-- start RECORDS TO USE --

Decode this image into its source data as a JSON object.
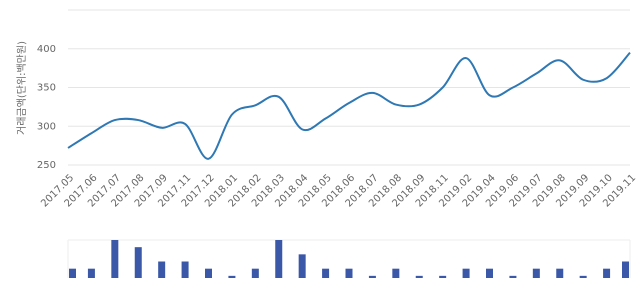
{
  "chart_data": [
    {
      "type": "line",
      "y_label": "거래금액(단위:백만원)",
      "categories": [
        "2017.05",
        "2017.06",
        "2017.07",
        "2017.08",
        "2017.09",
        "2017.11",
        "2017.12",
        "2018.01",
        "2018.02",
        "2018.03",
        "2018.04",
        "2018.05",
        "2018.06",
        "2018.07",
        "2018.08",
        "2018.09",
        "2018.11",
        "2019.02",
        "2019.04",
        "2019.06",
        "2019.07",
        "2019.08",
        "2019.09",
        "2019.10",
        "2019.11"
      ],
      "values": [
        272,
        291,
        308,
        308,
        298,
        303,
        258,
        315,
        327,
        338,
        296,
        310,
        330,
        343,
        328,
        328,
        350,
        388,
        340,
        350,
        368,
        385,
        360,
        362,
        395
      ],
      "color": "#2e78b4",
      "ylim": [
        250,
        450
      ],
      "yticks": [
        250,
        300,
        350,
        400
      ],
      "grid": true
    },
    {
      "type": "bar",
      "values": [
        2,
        2,
        6,
        5,
        3,
        3,
        2,
        1,
        2,
        6,
        4,
        2,
        2,
        1,
        2,
        1,
        1,
        2,
        2,
        1,
        2,
        2,
        1,
        2,
        3
      ],
      "color": "#3b58a8",
      "ylim": [
        0.7,
        6
      ]
    }
  ]
}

-- end RECORDS TO USE --

_WHAT YOU WILL DO_
Exclude every picture and copy the remaining data exactly.

_RESPONSE TO THE TASK_
Decode this image into its source data as a JSON object.
{
  "chart_data": [
    {
      "type": "line",
      "y_label": "거래금액(단위:백만원)",
      "categories": [
        "2017.05",
        "2017.06",
        "2017.07",
        "2017.08",
        "2017.09",
        "2017.11",
        "2017.12",
        "2018.01",
        "2018.02",
        "2018.03",
        "2018.04",
        "2018.05",
        "2018.06",
        "2018.07",
        "2018.08",
        "2018.09",
        "2018.11",
        "2019.02",
        "2019.04",
        "2019.06",
        "2019.07",
        "2019.08",
        "2019.09",
        "2019.10",
        "2019.11"
      ],
      "values": [
        272,
        291,
        308,
        308,
        298,
        303,
        258,
        315,
        327,
        338,
        296,
        310,
        330,
        343,
        328,
        328,
        350,
        388,
        340,
        350,
        368,
        385,
        360,
        362,
        395
      ],
      "color": "#2e78b4",
      "ylim": [
        250,
        450
      ],
      "yticks": [
        250,
        300,
        350,
        400
      ],
      "grid": true
    },
    {
      "type": "bar",
      "values": [
        2,
        2,
        6,
        5,
        3,
        3,
        2,
        1,
        2,
        6,
        4,
        2,
        2,
        1,
        2,
        1,
        1,
        2,
        2,
        1,
        2,
        2,
        1,
        2,
        3
      ],
      "color": "#3b58a8",
      "ylim": [
        0.7,
        6
      ]
    }
  ]
}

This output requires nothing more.